**Work to do:**
Copy, in full, each line of the material that holds the word "момент".

[start Data to process]

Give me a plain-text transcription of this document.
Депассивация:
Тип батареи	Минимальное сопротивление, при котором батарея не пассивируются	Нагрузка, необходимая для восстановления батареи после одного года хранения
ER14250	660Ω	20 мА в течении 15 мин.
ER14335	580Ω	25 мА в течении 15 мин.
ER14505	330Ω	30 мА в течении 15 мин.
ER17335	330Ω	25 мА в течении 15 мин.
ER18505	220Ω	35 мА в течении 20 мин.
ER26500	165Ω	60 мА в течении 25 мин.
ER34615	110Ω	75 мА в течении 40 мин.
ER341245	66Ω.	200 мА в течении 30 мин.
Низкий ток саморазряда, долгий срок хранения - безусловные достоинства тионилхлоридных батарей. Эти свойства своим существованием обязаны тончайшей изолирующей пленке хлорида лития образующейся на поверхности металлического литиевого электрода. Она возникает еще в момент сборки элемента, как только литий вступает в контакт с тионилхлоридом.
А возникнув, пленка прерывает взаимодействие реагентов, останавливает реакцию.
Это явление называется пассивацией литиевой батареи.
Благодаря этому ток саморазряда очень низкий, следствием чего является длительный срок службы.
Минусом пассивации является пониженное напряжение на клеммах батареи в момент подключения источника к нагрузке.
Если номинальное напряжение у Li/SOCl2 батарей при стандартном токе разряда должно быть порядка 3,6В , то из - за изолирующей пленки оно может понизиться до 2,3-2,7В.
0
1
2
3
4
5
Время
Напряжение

[end Data to process]

**Output for this task:**
Низкий ток саморазряда, долгий срок хранения - безусловные достоинства тионилхлоридных батарей. Эти свойства своим существованием обязаны тончайшей изолирующей пленке хлорида лития образующейся на поверхности металлического литиевого электрода. Она возникает еще в момент сборки элемента, как только литий вступает в контакт с тионилхлоридом.
Минусом пассивации является пониженное напряжение на клеммах батареи в момент подключения источника к нагрузке.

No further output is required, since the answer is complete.